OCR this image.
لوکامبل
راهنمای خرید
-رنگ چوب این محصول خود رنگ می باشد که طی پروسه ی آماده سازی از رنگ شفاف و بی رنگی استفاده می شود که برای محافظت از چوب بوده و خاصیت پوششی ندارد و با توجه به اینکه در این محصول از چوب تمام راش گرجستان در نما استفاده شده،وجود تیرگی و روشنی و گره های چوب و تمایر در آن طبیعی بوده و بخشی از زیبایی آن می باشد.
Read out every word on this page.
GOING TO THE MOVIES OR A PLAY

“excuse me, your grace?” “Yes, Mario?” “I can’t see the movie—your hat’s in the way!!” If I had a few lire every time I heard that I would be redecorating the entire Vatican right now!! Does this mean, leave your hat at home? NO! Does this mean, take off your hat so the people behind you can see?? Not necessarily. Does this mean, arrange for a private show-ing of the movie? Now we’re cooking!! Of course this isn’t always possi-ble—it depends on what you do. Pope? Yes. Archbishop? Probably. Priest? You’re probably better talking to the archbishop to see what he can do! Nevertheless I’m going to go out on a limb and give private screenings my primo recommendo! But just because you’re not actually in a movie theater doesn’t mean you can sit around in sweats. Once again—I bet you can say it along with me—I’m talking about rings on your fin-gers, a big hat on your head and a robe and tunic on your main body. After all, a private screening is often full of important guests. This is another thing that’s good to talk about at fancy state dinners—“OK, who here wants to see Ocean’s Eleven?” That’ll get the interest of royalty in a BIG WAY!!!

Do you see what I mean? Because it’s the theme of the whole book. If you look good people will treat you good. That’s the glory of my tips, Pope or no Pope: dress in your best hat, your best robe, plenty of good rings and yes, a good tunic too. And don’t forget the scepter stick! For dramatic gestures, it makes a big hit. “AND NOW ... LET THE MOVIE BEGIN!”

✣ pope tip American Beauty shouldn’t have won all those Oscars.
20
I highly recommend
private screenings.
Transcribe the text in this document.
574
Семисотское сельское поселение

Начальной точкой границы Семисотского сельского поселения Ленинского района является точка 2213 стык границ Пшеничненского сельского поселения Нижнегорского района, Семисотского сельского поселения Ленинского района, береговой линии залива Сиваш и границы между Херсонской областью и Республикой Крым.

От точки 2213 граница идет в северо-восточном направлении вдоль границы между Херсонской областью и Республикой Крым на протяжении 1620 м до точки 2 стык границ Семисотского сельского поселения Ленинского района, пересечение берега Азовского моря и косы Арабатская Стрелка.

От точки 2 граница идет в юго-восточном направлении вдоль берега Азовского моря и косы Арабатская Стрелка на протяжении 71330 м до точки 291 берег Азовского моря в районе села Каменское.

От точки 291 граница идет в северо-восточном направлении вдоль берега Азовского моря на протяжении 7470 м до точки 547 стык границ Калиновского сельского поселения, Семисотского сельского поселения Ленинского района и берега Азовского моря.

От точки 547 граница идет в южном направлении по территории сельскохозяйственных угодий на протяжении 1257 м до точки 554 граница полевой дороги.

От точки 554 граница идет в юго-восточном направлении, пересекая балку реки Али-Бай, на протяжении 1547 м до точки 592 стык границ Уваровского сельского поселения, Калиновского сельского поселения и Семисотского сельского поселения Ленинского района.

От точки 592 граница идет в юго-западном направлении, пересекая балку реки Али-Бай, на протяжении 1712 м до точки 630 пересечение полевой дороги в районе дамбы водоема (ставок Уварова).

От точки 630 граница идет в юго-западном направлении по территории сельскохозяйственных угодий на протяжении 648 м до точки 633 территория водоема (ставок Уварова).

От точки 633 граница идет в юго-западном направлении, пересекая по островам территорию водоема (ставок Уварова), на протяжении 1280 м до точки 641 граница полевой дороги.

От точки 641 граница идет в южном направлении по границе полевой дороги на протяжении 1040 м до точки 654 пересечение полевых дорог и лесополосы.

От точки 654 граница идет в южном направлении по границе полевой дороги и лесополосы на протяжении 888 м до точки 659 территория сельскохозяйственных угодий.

**Given instruction:** Find the lines that include the string "лесополосы", then copy each of them.

**Written response:**
От точки 641 граница идет в южном направлении по границе полевой дороги на протяжении 1040 м до точки 654 пересечение полевых дорог и лесополосы.
От точки 654 граница идет в южном направлении по границе полевой дороги и лесополосы на протяжении 888 м до точки 659 территория сельскохозяйственных угодий.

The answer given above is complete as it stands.